## Written request
Would you set down every entry shown below, precisely as written?

-- Start of Extracted information --

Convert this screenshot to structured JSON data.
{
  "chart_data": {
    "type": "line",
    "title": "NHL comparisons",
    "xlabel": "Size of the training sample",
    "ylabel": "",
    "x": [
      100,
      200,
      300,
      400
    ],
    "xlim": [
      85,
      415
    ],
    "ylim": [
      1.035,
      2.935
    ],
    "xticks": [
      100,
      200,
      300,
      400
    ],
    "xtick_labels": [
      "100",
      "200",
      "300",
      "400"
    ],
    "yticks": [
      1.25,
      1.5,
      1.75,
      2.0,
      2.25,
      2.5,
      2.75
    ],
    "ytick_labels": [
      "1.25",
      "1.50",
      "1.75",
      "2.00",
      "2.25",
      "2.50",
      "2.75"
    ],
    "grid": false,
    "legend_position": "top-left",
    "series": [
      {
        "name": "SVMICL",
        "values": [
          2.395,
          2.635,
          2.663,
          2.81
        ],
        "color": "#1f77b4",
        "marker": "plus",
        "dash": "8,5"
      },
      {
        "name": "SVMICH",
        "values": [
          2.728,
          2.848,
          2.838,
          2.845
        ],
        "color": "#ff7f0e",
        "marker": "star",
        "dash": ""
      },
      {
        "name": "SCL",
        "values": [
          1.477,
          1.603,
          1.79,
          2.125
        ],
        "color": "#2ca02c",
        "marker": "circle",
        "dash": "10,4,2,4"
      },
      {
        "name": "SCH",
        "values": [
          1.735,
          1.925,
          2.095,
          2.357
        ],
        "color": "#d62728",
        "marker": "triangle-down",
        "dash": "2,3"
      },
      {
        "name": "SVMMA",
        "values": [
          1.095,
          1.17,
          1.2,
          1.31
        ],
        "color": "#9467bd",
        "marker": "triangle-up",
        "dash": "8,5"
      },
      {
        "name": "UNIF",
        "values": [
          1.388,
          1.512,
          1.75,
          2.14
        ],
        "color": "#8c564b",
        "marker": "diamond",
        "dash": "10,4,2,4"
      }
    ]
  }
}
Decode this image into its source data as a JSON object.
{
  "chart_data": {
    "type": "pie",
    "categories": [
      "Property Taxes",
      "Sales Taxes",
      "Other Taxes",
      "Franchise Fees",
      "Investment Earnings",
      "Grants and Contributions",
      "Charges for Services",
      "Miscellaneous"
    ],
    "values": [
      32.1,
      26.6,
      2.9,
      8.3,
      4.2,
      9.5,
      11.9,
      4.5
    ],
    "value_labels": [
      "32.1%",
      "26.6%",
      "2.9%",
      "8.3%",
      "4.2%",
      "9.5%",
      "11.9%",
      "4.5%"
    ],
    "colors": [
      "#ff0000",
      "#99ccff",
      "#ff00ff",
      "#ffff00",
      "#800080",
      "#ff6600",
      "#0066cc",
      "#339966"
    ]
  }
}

-- End of Extracted information --

## Task response
Convert this screenshot to structured JSON data.
{
  "chart_data": {
    "type": "line",
    "title": "NHL comparisons",
    "xlabel": "Size of the training sample",
    "ylabel": "",
    "x": [
      100,
      200,
      300,
      400
    ],
    "xlim": [
      85,
      415
    ],
    "ylim": [
      1.035,
      2.935
    ],
    "xticks": [
      100,
      200,
      300,
      400
    ],
    "xtick_labels": [
      "100",
      "200",
      "300",
      "400"
    ],
    "yticks": [
      1.25,
      1.5,
      1.75,
      2.0,
      2.25,
      2.5,
      2.75
    ],
    "ytick_labels": [
      "1.25",
      "1.50",
      "1.75",
      "2.00",
      "2.25",
      "2.50",
      "2.75"
    ],
    "grid": false,
    "legend_position": "top-left",
    "series": [
      {
        "name": "SVMICL",
        "values": [
          2.395,
          2.635,
          2.663,
          2.81
        ],
        "color": "#1f77b4",
        "marker": "plus",
        "dash": "8,5"
      },
      {
        "name": "SVMICH",
        "values": [
          2.728,
          2.848,
          2.838,
          2.845
        ],
        "color": "#ff7f0e",
        "marker": "star",
        "dash": ""
      },
      {
        "name": "SCL",
        "values": [
          1.477,
          1.603,
          1.79,
          2.125
        ],
        "color": "#2ca02c",
        "marker": "circle",
        "dash": "10,4,2,4"
      },
      {
        "name": "SCH",
        "values": [
          1.735,
          1.925,
          2.095,
          2.357
        ],
        "color": "#d62728",
        "marker": "triangle-down",
        "dash": "2,3"
      },
      {
        "name": "SVMMA",
        "values": [
          1.095,
          1.17,
          1.2,
          1.31
        ],
        "color": "#9467bd",
        "marker": "triangle-up",
        "dash": "8,5"
      },
      {
        "name": "UNIF",
        "values": [
          1.388,
          1.512,
          1.75,
          2.14
        ],
        "color": "#8c564b",
        "marker": "diamond",
        "dash": "10,4,2,4"
      }
    ]
  }
}
Decode this image into its source data as a JSON object.
{
  "chart_data": {
    "type": "pie",
    "categories": [
      "Property Taxes",
      "Sales Taxes",
      "Other Taxes",
      "Franchise Fees",
      "Investment Earnings",
      "Grants and Contributions",
      "Charges for Services",
      "Miscellaneous"
    ],
    "values": [
      32.1,
      26.6,
      2.9,
      8.3,
      4.2,
      9.5,
      11.9,
      4.5
    ],
    "value_labels": [
      "32.1%",
      "26.6%",
      "2.9%",
      "8.3%",
      "4.2%",
      "9.5%",
      "11.9%",
      "4.5%"
    ],
    "colors": [
      "#ff0000",
      "#99ccff",
      "#ff00ff",
      "#ffff00",
      "#800080",
      "#ff6600",
      "#0066cc",
      "#339966"
    ]
  }
}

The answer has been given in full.